• WHAT THE EXERCISE ASKS: Every entry below should be transcribed exactly; pictures stay out of the copy.

(Records from a data source)

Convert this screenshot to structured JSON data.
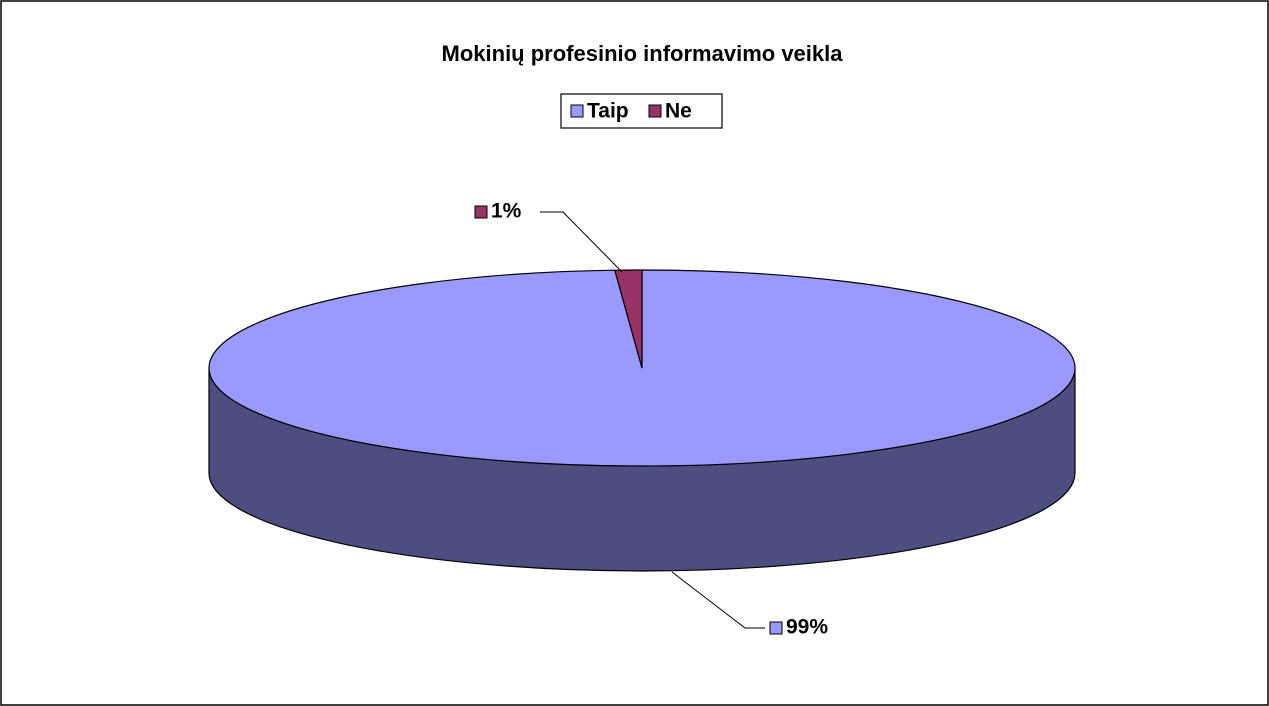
{
  "chart_data": {
    "type": "pie3d",
    "title": "Mokinių profesinio informavimo veikla",
    "categories": [
      "Taip",
      "Ne"
    ],
    "values": [
      99,
      1
    ],
    "value_labels": [
      "99%",
      "1%"
    ],
    "colors": [
      "#9999ff",
      "#993366"
    ],
    "legend": "top"
  }
}
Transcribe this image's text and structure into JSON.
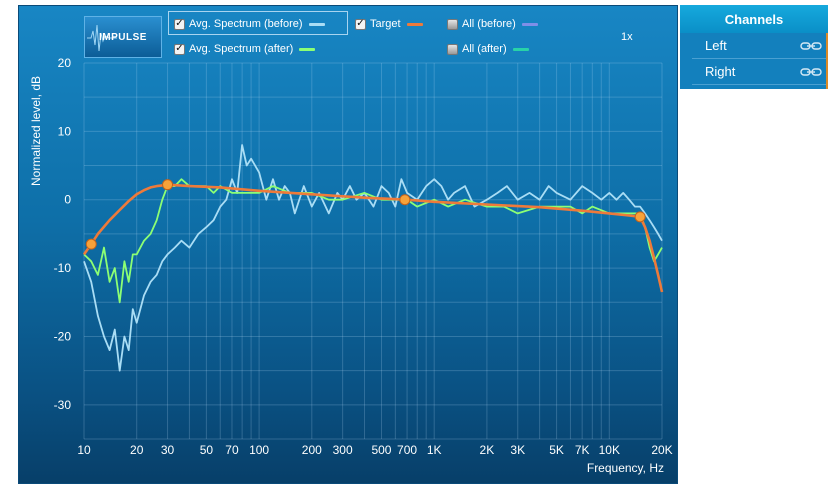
{
  "toolbar": {
    "impulse_label": "IMPULSE",
    "zoom_label": "1x"
  },
  "legend": [
    {
      "label": "Avg. Spectrum (before)",
      "checked": true,
      "color": "#a9ddf5"
    },
    {
      "label": "Target",
      "checked": true,
      "color": "#ee7a3a"
    },
    {
      "label": "All (before)",
      "checked": false,
      "color": "#7f8fe8"
    },
    {
      "label": "Avg. Spectrum (after)",
      "checked": true,
      "color": "#8cff74"
    },
    {
      "label": "All (after)",
      "checked": false,
      "color": "#28d2a8"
    }
  ],
  "channels": {
    "title": "Channels",
    "items": [
      {
        "label": "Left",
        "icon": "link-icon"
      },
      {
        "label": "Right",
        "icon": "link-icon"
      }
    ],
    "accent_color": "#d98a28"
  },
  "chart_data": {
    "type": "line",
    "xlabel": "Frequency, Hz",
    "ylabel": "Normalized level, dB",
    "x_scale": "log",
    "xlim": [
      10,
      20000
    ],
    "ylim": [
      -35,
      20
    ],
    "x_ticks": [
      10,
      20,
      30,
      50,
      70,
      100,
      200,
      300,
      500,
      700,
      1000,
      2000,
      3000,
      5000,
      7000,
      10000,
      20000
    ],
    "x_tick_labels": [
      "10",
      "20",
      "30",
      "50",
      "70",
      "100",
      "200",
      "300",
      "500",
      "700",
      "1K",
      "2K",
      "3K",
      "5K",
      "7K",
      "10K",
      "20K"
    ],
    "y_ticks": [
      20,
      10,
      0,
      -10,
      -20,
      -30
    ],
    "y_tick_labels": [
      "20",
      "10",
      "0",
      "-10",
      "-20",
      "-30"
    ],
    "grid": true,
    "series": [
      {
        "name": "Avg. Spectrum (before)",
        "color": "#a9ddf5",
        "x": [
          10,
          11,
          12,
          13,
          14,
          15,
          16,
          17,
          18,
          19,
          20,
          22,
          24,
          26,
          28,
          30,
          33,
          36,
          40,
          45,
          50,
          55,
          60,
          65,
          70,
          75,
          80,
          85,
          90,
          100,
          110,
          120,
          130,
          140,
          150,
          160,
          180,
          200,
          220,
          250,
          280,
          300,
          330,
          360,
          400,
          450,
          500,
          550,
          600,
          650,
          700,
          800,
          900,
          1000,
          1100,
          1200,
          1300,
          1500,
          1700,
          2000,
          2300,
          2600,
          3000,
          3500,
          4000,
          4500,
          5000,
          6000,
          7000,
          8000,
          9000,
          10000,
          11000,
          12000,
          13000,
          14000,
          15000,
          16000,
          17000,
          18000,
          19000,
          20000
        ],
        "values": [
          -9,
          -12,
          -17,
          -20,
          -22,
          -19,
          -25,
          -20,
          -22,
          -16,
          -18,
          -14,
          -12,
          -11,
          -9,
          -8,
          -7,
          -6,
          -7,
          -5,
          -4,
          -3,
          -1,
          0,
          3,
          1,
          8,
          5,
          6,
          4,
          0,
          3,
          0,
          2,
          1,
          -2,
          2,
          -1,
          1,
          -2,
          1,
          0,
          2,
          0,
          1,
          -1,
          2,
          1,
          -1,
          3,
          1,
          0,
          2,
          3,
          2,
          0,
          1,
          2,
          -1,
          0,
          1,
          2,
          0,
          1,
          0,
          2,
          1,
          0,
          2,
          1,
          0,
          1,
          0,
          1,
          0,
          -1,
          -1,
          -2,
          -3,
          -4,
          -5,
          -6
        ]
      },
      {
        "name": "Avg. Spectrum (after)",
        "color": "#8cff74",
        "x": [
          10,
          11,
          12,
          13,
          14,
          15,
          16,
          17,
          18,
          19,
          20,
          22,
          24,
          26,
          28,
          30,
          33,
          36,
          40,
          45,
          50,
          55,
          60,
          70,
          80,
          100,
          120,
          150,
          200,
          250,
          300,
          400,
          500,
          600,
          700,
          800,
          1000,
          1200,
          1500,
          2000,
          2500,
          3000,
          4000,
          5000,
          6000,
          7000,
          8000,
          10000,
          12000,
          14000,
          15000,
          16000,
          17000,
          18000,
          19000,
          20000
        ],
        "values": [
          -8,
          -9,
          -11,
          -7,
          -12,
          -10,
          -15,
          -9,
          -12,
          -8,
          -8,
          -6,
          -5,
          -3,
          0,
          2,
          2,
          3,
          2,
          2,
          2,
          1,
          2,
          1,
          1,
          1,
          2,
          1,
          1,
          0,
          0,
          1,
          0,
          0,
          0,
          -1,
          0,
          -1,
          0,
          -1,
          -1,
          -2,
          -1,
          -1,
          -1,
          -2,
          -1,
          -2,
          -2,
          -2,
          -2,
          -4,
          -7,
          -9,
          -8,
          -7
        ]
      },
      {
        "name": "Target",
        "color": "#ee7a3a",
        "x": [
          10,
          11,
          12,
          14,
          16,
          18,
          20,
          22,
          24,
          26,
          28,
          30,
          40,
          60,
          100,
          200,
          400,
          700,
          1000,
          2000,
          4000,
          7000,
          10000,
          13000,
          15000,
          16000,
          17000,
          18000,
          19000,
          20000
        ],
        "values": [
          -8,
          -6.5,
          -5,
          -3,
          -1.5,
          -0.2,
          0.8,
          1.4,
          1.8,
          2.0,
          2.1,
          2.2,
          2.0,
          1.8,
          1.3,
          0.8,
          0.3,
          0.0,
          -0.3,
          -0.7,
          -1.1,
          -1.6,
          -2.0,
          -2.3,
          -2.5,
          -4,
          -6,
          -8.5,
          -11,
          -13.5
        ]
      }
    ],
    "control_points": [
      {
        "x": 11,
        "y": -6.5
      },
      {
        "x": 30,
        "y": 2.2
      },
      {
        "x": 680,
        "y": 0
      },
      {
        "x": 15000,
        "y": -2.5
      }
    ]
  }
}
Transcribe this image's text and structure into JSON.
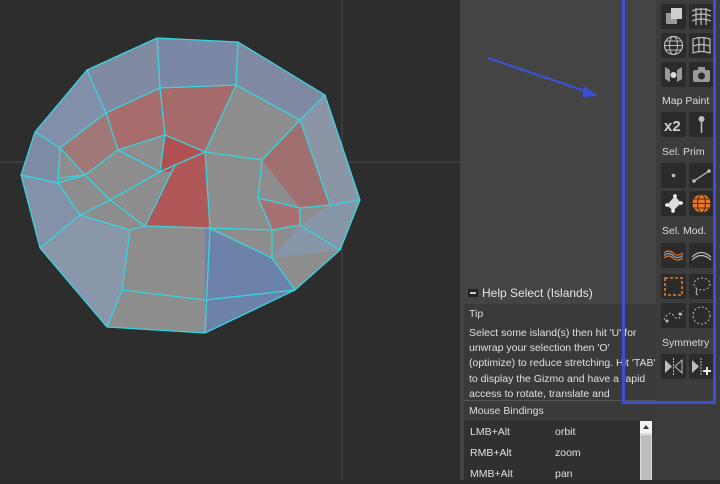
{
  "viewport": {
    "name": "uv-viewport",
    "colors": {
      "background": "#2d2d2d",
      "axis": "#4a4a4a",
      "edge": "#36d6e0",
      "face": "#8c8c8c",
      "stretched": "#a85a5a",
      "compressed": "#5f7898"
    }
  },
  "toolbar": {
    "sections": {
      "map_paint": "Map Paint",
      "sel_prim": "Sel. Prim",
      "sel_mod": "Sel. Mod.",
      "symmetry": "Symmetry"
    },
    "icons": {
      "x2_label": "x2"
    },
    "highlight_color": "#3d4fd6",
    "active_color": "#e87a2a"
  },
  "help": {
    "title": "Help Select (Islands)",
    "tip_label": "Tip",
    "tip_text": "Select some island(s) then hit 'U' for unwrap your selection then 'O' (optimize) to reduce stretching. Hit 'TAB' to display the Gizmo and have a rapid access to rotate, translate and",
    "mouse_bindings_label": "Mouse Bindings",
    "bindings": [
      {
        "key": "LMB+Alt",
        "action": "orbit"
      },
      {
        "key": "RMB+Alt",
        "action": "zoom"
      },
      {
        "key": "MMB+Alt",
        "action": "pan"
      }
    ]
  }
}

• WORKED ANSWER:
Convert this screenshot to structured JSON data.
{
  "chart_data": {
    "type": "pie3d",
    "title": "Mokinių profesinio informavimo veikla",
    "categories": [
      "Taip",
      "Ne"
    ],
    "values": [
      99,
      1
    ],
    "value_labels": [
      "99%",
      "1%"
    ],
    "colors": [
      "#9999ff",
      "#993366"
    ],
    "legend": "top"
  }
}
Transcribe this image's text and structure into JSON.
{
  "toolbar": {
    "impulse_label": "IMPULSE",
    "zoom_label": "1x"
  },
  "legend": [
    {
      "label": "Avg. Spectrum (before)",
      "checked": true,
      "color": "#a9ddf5"
    },
    {
      "label": "Target",
      "checked": true,
      "color": "#ee7a3a"
    },
    {
      "label": "All (before)",
      "checked": false,
      "color": "#7f8fe8"
    },
    {
      "label": "Avg. Spectrum (after)",
      "checked": true,
      "color": "#8cff74"
    },
    {
      "label": "All (after)",
      "checked": false,
      "color": "#28d2a8"
    }
  ],
  "channels": {
    "title": "Channels",
    "items": [
      {
        "label": "Left",
        "icon": "link-icon"
      },
      {
        "label": "Right",
        "icon": "link-icon"
      }
    ],
    "accent_color": "#d98a28"
  },
  "chart_data": {
    "type": "line",
    "xlabel": "Frequency, Hz",
    "ylabel": "Normalized level, dB",
    "x_scale": "log",
    "xlim": [
      10,
      20000
    ],
    "ylim": [
      -35,
      20
    ],
    "x_ticks": [
      10,
      20,
      30,
      50,
      70,
      100,
      200,
      300,
      500,
      700,
      1000,
      2000,
      3000,
      5000,
      7000,
      10000,
      20000
    ],
    "x_tick_labels": [
      "10",
      "20",
      "30",
      "50",
      "70",
      "100",
      "200",
      "300",
      "500",
      "700",
      "1K",
      "2K",
      "3K",
      "5K",
      "7K",
      "10K",
      "20K"
    ],
    "y_ticks": [
      20,
      10,
      0,
      -10,
      -20,
      -30
    ],
    "y_tick_labels": [
      "20",
      "10",
      "0",
      "-10",
      "-20",
      "-30"
    ],
    "grid": true,
    "series": [
      {
        "name": "Avg. Spectrum (before)",
        "color": "#a9ddf5",
        "x": [
          10,
          11,
          12,
          13,
          14,
          15,
          16,
          17,
          18,
          19,
          20,
          22,
          24,
          26,
          28,
          30,
          33,
          36,
          40,
          45,
          50,
          55,
          60,
          65,
          70,
          75,
          80,
          85,
          90,
          100,
          110,
          120,
          130,
          140,
          150,
          160,
          180,
          200,
          220,
          250,
          280,
          300,
          330,
          360,
          400,
          450,
          500,
          550,
          600,
          650,
          700,
          800,
          900,
          1000,
          1100,
          1200,
          1300,
          1500,
          1700,
          2000,
          2300,
          2600,
          3000,
          3500,
          4000,
          4500,
          5000,
          6000,
          7000,
          8000,
          9000,
          10000,
          11000,
          12000,
          13000,
          14000,
          15000,
          16000,
          17000,
          18000,
          19000,
          20000
        ],
        "values": [
          -9,
          -12,
          -17,
          -20,
          -22,
          -19,
          -25,
          -20,
          -22,
          -16,
          -18,
          -14,
          -12,
          -11,
          -9,
          -8,
          -7,
          -6,
          -7,
          -5,
          -4,
          -3,
          -1,
          0,
          3,
          1,
          8,
          5,
          6,
          4,
          0,
          3,
          0,
          2,
          1,
          -2,
          2,
          -1,
          1,
          -2,
          1,
          0,
          2,
          0,
          1,
          -1,
          2,
          1,
          -1,
          3,
          1,
          0,
          2,
          3,
          2,
          0,
          1,
          2,
          -1,
          0,
          1,
          2,
          0,
          1,
          0,
          2,
          1,
          0,
          2,
          1,
          0,
          1,
          0,
          1,
          0,
          -1,
          -1,
          -2,
          -3,
          -4,
          -5,
          -6
        ]
      },
      {
        "name": "Avg. Spectrum (after)",
        "color": "#8cff74",
        "x": [
          10,
          11,
          12,
          13,
          14,
          15,
          16,
          17,
          18,
          19,
          20,
          22,
          24,
          26,
          28,
          30,
          33,
          36,
          40,
          45,
          50,
          55,
          60,
          70,
          80,
          100,
          120,
          150,
          200,
          250,
          300,
          400,
          500,
          600,
          700,
          800,
          1000,
          1200,
          1500,
          2000,
          2500,
          3000,
          4000,
          5000,
          6000,
          7000,
          8000,
          10000,
          12000,
          14000,
          15000,
          16000,
          17000,
          18000,
          19000,
          20000
        ],
        "values": [
          -8,
          -9,
          -11,
          -7,
          -12,
          -10,
          -15,
          -9,
          -12,
          -8,
          -8,
          -6,
          -5,
          -3,
          0,
          2,
          2,
          3,
          2,
          2,
          2,
          1,
          2,
          1,
          1,
          1,
          2,
          1,
          1,
          0,
          0,
          1,
          0,
          0,
          0,
          -1,
          0,
          -1,
          0,
          -1,
          -1,
          -2,
          -1,
          -1,
          -1,
          -2,
          -1,
          -2,
          -2,
          -2,
          -2,
          -4,
          -7,
          -9,
          -8,
          -7
        ]
      },
      {
        "name": "Target",
        "color": "#ee7a3a",
        "x": [
          10,
          11,
          12,
          14,
          16,
          18,
          20,
          22,
          24,
          26,
          28,
          30,
          40,
          60,
          100,
          200,
          400,
          700,
          1000,
          2000,
          4000,
          7000,
          10000,
          13000,
          15000,
          16000,
          17000,
          18000,
          19000,
          20000
        ],
        "values": [
          -8,
          -6.5,
          -5,
          -3,
          -1.5,
          -0.2,
          0.8,
          1.4,
          1.8,
          2.0,
          2.1,
          2.2,
          2.0,
          1.8,
          1.3,
          0.8,
          0.3,
          0.0,
          -0.3,
          -0.7,
          -1.1,
          -1.6,
          -2.0,
          -2.3,
          -2.5,
          -4,
          -6,
          -8.5,
          -11,
          -13.5
        ]
      }
    ],
    "control_points": [
      {
        "x": 11,
        "y": -6.5
      },
      {
        "x": 30,
        "y": 2.2
      },
      {
        "x": 680,
        "y": 0
      },
      {
        "x": 15000,
        "y": -2.5
      }
    ]
  }
}
Transcribe this image's text and structure into JSON.
{
  "viewport": {
    "name": "uv-viewport",
    "colors": {
      "background": "#2d2d2d",
      "axis": "#4a4a4a",
      "edge": "#36d6e0",
      "face": "#8c8c8c",
      "stretched": "#a85a5a",
      "compressed": "#5f7898"
    }
  },
  "toolbar": {
    "sections": {
      "map_paint": "Map Paint",
      "sel_prim": "Sel. Prim",
      "sel_mod": "Sel. Mod.",
      "symmetry": "Symmetry"
    },
    "icons": {
      "x2_label": "x2"
    },
    "highlight_color": "#3d4fd6",
    "active_color": "#e87a2a"
  },
  "help": {
    "title": "Help Select (Islands)",
    "tip_label": "Tip",
    "tip_text": "Select some island(s) then hit 'U' for unwrap your selection then 'O' (optimize) to reduce stretching. Hit 'TAB' to display the Gizmo and have a rapid access to rotate, translate and",
    "mouse_bindings_label": "Mouse Bindings",
    "bindings": [
      {
        "key": "LMB+Alt",
        "action": "orbit"
      },
      {
        "key": "RMB+Alt",
        "action": "zoom"
      },
      {
        "key": "MMB+Alt",
        "action": "pan"
      }
    ]
  }
}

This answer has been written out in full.